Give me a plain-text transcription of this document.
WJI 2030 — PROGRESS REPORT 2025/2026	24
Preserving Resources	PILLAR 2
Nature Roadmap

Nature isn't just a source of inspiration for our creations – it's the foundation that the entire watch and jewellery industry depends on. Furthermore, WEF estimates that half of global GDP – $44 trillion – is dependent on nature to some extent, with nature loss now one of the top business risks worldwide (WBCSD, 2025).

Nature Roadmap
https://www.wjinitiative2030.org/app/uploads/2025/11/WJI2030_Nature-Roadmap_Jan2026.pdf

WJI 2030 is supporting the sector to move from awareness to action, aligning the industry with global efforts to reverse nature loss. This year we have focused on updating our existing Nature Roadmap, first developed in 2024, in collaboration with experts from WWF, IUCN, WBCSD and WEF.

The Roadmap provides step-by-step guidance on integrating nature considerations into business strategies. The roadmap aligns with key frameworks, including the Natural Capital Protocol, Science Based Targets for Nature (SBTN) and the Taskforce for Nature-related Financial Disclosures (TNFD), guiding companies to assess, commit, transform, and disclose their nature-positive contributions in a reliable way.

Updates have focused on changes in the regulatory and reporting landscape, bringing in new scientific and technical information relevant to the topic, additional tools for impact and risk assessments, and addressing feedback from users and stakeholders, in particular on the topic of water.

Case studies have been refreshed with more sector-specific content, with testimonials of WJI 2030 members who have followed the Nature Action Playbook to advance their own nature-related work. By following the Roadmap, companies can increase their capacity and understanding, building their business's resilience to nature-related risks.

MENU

####

INSTRUCTIONS TO FOLLOW:
All of the data shown above must be copied exactly.

CORRECT RESULT:
Give me a plain-text transcription of this document.
WJI 2030 — PROGRESS REPORT 2025/2026	24
Preserving Resources	PILLAR 2
Nature Roadmap

Nature isn't just a source of inspiration for our creations – it's the foundation that the entire watch and jewellery industry depends on. Furthermore, WEF estimates that half of global GDP – $44 trillion – is dependent on nature to some extent, with nature loss now one of the top business risks worldwide (WBCSD, 2025).

Nature Roadmap
https://www.wjinitiative2030.org/app/uploads/2025/11/WJI2030_Nature-Roadmap_Jan2026.pdf

WJI 2030 is supporting the sector to move from awareness to action, aligning the industry with global efforts to reverse nature loss. This year we have focused on updating our existing Nature Roadmap, first developed in 2024, in collaboration with experts from WWF, IUCN, WBCSD and WEF.

The Roadmap provides step-by-step guidance on integrating nature considerations into business strategies. The roadmap aligns with key frameworks, including the Natural Capital Protocol, Science Based Targets for Nature (SBTN) and the Taskforce for Nature-related Financial Disclosures (TNFD), guiding companies to assess, commit, transform, and disclose their nature-positive contributions in a reliable way.

Updates have focused on changes in the regulatory and reporting landscape, bringing in new scientific and technical information relevant to the topic, additional tools for impact and risk assessments, and addressing feedback from users and stakeholders, in particular on the topic of water.

Case studies have been refreshed with more sector-specific content, with testimonials of WJI 2030 members who have followed the Nature Action Playbook to advance their own nature-related work. By following the Roadmap, companies can increase their capacity and understanding, building their business's resilience to nature-related risks.

MENU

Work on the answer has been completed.